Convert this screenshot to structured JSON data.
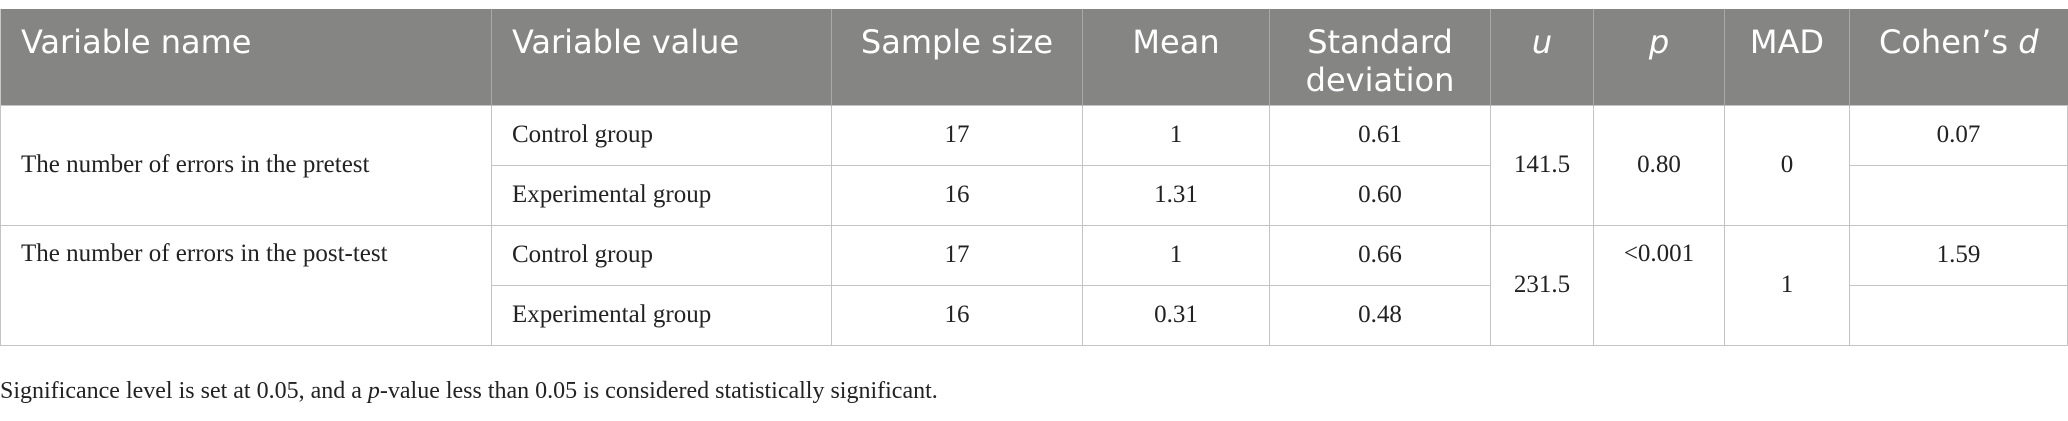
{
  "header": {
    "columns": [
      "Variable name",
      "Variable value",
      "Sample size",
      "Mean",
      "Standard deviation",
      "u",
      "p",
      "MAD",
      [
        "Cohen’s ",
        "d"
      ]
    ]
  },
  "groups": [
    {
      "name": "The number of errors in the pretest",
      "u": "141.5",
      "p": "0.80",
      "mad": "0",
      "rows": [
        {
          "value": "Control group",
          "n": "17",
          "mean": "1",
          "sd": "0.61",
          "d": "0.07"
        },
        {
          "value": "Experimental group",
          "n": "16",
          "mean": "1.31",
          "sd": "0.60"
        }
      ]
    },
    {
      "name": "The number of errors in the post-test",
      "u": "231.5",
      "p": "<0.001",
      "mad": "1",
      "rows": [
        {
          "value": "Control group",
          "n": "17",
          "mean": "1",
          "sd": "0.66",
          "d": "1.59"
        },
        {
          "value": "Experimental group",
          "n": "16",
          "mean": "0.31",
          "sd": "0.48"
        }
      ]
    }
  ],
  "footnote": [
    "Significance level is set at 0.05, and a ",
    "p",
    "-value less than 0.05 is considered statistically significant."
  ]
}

* _Goal_: Leave out the pictures and restate everything else word for word.

* _Result for this exercise_:
Convert this screenshot to structured JSON data.
{
  "header": {
    "columns": [
      "Variable name",
      "Variable value",
      "Sample size",
      "Mean",
      "Standard deviation",
      "u",
      "p",
      "MAD",
      [
        "Cohen’s ",
        "d"
      ]
    ]
  },
  "groups": [
    {
      "name": "The number of errors in the pretest",
      "u": "141.5",
      "p": "0.80",
      "mad": "0",
      "rows": [
        {
          "value": "Control group",
          "n": "17",
          "mean": "1",
          "sd": "0.61",
          "d": "0.07"
        },
        {
          "value": "Experimental group",
          "n": "16",
          "mean": "1.31",
          "sd": "0.60"
        }
      ]
    },
    {
      "name": "The number of errors in the post-test",
      "u": "231.5",
      "p": "<0.001",
      "mad": "1",
      "rows": [
        {
          "value": "Control group",
          "n": "17",
          "mean": "1",
          "sd": "0.66",
          "d": "1.59"
        },
        {
          "value": "Experimental group",
          "n": "16",
          "mean": "0.31",
          "sd": "0.48"
        }
      ]
    }
  ],
  "footnote": [
    "Significance level is set at 0.05, and a ",
    "p",
    "-value less than 0.05 is considered statistically significant."
  ]
}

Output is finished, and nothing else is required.